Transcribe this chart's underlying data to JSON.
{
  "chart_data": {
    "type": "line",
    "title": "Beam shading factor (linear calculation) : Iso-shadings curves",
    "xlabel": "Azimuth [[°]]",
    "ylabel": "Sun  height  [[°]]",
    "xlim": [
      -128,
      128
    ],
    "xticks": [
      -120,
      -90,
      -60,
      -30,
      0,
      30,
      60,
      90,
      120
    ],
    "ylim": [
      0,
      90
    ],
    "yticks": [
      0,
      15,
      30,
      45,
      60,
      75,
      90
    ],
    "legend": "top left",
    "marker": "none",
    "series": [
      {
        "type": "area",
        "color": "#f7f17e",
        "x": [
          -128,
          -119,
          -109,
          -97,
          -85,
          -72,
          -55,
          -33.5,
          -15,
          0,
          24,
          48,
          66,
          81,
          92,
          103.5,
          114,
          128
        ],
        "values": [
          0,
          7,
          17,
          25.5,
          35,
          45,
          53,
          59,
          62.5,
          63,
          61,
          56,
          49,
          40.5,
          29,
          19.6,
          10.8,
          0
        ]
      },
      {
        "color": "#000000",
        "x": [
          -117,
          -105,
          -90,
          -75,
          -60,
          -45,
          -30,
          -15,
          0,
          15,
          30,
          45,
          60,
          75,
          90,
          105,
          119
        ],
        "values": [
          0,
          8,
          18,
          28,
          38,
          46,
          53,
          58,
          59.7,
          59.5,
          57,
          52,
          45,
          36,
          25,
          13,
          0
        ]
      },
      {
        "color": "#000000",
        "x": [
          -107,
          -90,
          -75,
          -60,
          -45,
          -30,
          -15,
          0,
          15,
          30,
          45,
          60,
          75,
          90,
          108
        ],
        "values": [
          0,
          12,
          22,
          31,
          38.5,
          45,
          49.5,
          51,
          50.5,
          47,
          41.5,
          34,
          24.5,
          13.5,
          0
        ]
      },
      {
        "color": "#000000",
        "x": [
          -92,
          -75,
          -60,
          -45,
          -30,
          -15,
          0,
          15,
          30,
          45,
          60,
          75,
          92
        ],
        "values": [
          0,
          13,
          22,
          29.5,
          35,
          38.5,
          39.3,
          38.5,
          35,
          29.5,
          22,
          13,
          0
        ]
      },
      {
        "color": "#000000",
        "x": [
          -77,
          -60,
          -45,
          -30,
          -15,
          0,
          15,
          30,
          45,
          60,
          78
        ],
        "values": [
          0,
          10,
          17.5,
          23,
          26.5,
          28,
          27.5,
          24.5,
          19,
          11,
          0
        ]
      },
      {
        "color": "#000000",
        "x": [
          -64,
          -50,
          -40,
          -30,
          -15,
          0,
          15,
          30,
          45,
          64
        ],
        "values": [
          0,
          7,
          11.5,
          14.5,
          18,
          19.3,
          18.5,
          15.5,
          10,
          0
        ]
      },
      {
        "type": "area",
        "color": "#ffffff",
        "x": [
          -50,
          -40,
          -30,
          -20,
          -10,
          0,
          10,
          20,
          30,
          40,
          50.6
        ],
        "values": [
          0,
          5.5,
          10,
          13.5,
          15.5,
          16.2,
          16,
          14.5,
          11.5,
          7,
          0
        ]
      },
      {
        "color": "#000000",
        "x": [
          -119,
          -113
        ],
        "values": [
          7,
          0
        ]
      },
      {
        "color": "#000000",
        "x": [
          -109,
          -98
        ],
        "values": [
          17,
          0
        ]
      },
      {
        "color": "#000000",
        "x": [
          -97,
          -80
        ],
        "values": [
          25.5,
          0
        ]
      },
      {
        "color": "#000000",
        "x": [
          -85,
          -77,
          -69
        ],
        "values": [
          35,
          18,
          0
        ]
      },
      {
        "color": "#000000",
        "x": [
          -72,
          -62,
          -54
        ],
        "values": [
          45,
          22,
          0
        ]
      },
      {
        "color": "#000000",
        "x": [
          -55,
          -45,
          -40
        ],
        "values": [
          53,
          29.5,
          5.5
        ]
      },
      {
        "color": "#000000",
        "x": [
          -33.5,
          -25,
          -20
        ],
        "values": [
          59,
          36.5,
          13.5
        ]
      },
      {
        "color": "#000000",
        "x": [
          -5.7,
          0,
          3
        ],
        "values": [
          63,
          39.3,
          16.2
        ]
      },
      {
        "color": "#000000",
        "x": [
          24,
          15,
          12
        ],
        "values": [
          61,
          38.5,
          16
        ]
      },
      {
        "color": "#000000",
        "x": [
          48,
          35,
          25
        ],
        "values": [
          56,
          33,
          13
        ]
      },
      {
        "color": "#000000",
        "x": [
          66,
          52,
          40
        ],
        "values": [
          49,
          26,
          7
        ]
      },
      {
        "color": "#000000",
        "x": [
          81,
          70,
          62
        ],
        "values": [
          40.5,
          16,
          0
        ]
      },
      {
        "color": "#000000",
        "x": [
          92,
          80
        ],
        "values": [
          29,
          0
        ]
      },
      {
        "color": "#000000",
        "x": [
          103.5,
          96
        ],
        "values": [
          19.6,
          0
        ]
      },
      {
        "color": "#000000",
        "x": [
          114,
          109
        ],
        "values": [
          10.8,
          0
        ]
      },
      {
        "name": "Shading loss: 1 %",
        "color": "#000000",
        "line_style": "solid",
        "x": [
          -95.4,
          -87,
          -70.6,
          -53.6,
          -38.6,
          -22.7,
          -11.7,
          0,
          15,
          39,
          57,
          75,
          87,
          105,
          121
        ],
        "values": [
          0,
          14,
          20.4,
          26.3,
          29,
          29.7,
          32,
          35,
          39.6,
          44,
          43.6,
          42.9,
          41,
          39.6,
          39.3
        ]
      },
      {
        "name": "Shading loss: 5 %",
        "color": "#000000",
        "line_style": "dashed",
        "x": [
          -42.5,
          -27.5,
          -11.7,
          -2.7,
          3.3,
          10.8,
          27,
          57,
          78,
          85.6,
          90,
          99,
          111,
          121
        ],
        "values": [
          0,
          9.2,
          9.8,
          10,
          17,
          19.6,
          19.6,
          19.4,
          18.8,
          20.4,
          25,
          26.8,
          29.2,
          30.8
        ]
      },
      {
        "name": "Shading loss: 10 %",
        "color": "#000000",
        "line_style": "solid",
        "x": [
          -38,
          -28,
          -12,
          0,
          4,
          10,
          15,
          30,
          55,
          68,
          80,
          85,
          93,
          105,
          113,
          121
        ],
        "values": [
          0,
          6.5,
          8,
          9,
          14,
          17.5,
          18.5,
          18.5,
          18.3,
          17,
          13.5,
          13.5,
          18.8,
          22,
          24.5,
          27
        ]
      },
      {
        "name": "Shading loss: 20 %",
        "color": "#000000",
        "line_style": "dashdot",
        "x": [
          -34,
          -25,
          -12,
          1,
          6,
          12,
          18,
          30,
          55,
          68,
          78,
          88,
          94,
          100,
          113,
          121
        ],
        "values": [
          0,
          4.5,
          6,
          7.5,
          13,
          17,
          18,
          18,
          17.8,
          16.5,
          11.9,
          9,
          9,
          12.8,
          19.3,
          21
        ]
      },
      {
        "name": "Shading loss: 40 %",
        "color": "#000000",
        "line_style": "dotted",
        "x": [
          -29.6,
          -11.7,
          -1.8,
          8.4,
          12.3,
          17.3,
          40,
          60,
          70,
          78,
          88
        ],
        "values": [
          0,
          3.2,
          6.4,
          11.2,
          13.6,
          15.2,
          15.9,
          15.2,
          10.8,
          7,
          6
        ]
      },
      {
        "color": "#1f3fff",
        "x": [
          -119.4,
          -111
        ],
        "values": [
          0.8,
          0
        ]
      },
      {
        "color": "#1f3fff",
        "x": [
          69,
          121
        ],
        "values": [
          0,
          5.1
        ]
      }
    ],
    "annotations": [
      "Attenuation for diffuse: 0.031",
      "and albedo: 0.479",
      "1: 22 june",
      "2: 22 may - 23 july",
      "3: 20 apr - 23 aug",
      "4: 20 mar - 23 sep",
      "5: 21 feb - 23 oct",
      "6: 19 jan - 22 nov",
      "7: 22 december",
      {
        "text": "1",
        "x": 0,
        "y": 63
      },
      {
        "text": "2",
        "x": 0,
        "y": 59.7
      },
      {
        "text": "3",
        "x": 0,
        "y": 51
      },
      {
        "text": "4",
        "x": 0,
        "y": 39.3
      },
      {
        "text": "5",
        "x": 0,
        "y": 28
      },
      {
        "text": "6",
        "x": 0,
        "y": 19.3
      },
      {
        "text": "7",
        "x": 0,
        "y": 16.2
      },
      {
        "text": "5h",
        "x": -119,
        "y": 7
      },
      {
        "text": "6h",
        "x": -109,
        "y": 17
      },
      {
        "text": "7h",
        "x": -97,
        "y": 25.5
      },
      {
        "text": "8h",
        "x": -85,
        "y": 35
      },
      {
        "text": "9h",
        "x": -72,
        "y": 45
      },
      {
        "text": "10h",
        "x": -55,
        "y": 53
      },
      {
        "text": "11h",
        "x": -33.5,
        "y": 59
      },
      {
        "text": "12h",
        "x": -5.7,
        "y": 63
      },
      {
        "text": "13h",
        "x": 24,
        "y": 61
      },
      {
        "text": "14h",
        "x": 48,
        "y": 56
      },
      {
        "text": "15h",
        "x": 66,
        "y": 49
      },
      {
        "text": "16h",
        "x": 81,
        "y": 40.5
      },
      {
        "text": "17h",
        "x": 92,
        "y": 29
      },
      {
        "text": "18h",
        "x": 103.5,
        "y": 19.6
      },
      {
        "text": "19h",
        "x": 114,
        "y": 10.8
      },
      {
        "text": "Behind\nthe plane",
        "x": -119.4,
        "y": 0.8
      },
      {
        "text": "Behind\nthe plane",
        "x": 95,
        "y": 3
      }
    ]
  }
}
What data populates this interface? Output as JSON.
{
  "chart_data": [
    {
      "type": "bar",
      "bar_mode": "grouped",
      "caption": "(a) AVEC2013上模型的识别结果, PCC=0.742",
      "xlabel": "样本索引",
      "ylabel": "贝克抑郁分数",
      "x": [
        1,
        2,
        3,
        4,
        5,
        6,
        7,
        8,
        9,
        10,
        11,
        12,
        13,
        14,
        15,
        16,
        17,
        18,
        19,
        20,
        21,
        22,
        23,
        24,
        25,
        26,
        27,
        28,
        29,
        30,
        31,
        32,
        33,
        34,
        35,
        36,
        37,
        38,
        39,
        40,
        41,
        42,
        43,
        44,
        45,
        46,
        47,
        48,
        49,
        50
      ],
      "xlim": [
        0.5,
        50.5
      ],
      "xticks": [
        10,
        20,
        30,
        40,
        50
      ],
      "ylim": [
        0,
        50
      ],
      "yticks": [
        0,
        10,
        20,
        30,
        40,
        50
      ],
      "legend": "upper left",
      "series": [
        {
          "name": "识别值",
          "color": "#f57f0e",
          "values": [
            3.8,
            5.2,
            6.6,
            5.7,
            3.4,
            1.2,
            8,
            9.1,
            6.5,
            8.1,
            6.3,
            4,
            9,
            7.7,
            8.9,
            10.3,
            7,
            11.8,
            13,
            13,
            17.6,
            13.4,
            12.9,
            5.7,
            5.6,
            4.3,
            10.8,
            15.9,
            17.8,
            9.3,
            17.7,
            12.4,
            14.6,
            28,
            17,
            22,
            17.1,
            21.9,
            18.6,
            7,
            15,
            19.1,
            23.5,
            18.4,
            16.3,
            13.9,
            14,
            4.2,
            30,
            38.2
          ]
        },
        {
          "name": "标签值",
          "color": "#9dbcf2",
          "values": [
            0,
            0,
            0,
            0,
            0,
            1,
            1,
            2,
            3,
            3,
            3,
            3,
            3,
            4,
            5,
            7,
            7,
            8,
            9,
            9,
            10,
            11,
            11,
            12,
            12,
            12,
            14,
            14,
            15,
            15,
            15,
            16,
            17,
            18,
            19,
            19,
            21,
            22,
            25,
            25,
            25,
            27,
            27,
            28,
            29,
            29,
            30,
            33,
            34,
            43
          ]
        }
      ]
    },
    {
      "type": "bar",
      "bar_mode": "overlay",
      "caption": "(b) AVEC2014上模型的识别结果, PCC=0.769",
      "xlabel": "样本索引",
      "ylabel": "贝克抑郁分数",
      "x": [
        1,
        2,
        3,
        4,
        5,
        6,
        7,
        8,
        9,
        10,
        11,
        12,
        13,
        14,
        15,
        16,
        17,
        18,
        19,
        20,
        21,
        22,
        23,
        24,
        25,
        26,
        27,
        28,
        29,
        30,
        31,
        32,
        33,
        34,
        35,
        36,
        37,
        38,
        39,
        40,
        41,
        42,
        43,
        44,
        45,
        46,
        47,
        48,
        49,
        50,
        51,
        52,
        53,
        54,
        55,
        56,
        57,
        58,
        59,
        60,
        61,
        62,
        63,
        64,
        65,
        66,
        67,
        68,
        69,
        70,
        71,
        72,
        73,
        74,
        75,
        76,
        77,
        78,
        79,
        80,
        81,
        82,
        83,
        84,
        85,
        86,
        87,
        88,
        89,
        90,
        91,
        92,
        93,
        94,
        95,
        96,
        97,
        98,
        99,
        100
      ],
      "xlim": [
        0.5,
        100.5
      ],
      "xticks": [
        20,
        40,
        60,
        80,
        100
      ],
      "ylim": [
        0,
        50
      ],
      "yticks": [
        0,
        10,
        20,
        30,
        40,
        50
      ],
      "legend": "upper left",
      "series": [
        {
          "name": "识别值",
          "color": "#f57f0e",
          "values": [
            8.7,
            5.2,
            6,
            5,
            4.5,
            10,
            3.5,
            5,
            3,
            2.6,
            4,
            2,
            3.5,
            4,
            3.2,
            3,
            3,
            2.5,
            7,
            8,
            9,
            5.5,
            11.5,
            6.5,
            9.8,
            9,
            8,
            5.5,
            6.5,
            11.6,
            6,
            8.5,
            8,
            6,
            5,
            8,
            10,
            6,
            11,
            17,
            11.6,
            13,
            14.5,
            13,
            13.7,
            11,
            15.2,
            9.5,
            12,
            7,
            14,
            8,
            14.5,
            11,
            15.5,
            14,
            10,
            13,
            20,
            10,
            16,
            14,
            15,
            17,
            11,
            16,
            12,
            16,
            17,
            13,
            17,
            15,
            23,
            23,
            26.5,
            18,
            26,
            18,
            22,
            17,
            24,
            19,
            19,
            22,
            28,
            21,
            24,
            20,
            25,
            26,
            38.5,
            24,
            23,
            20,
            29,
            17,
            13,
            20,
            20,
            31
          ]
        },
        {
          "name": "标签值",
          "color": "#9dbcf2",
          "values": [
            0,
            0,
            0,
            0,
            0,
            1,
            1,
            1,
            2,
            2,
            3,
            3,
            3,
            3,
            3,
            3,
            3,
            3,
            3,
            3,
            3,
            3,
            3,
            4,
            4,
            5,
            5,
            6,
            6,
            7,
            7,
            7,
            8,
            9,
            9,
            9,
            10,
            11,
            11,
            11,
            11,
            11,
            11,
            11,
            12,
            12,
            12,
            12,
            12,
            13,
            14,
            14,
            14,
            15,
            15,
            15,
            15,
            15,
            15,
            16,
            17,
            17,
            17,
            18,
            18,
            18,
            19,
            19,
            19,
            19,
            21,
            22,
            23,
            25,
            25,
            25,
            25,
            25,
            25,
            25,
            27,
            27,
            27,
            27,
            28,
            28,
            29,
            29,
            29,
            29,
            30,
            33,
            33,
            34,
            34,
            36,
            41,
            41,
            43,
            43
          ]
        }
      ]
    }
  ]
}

______________________________

• **TASK**
Pull every line containing "loss" out of the records.

• **FINISHED EXERCISE**
        "name": "Shading loss: 1 %",
        "name": "Shading loss: 5 %",
        "name": "Shading loss: 10 %",
        "name": "Shading loss: 20 %",
        "name": "Shading loss: 40 %",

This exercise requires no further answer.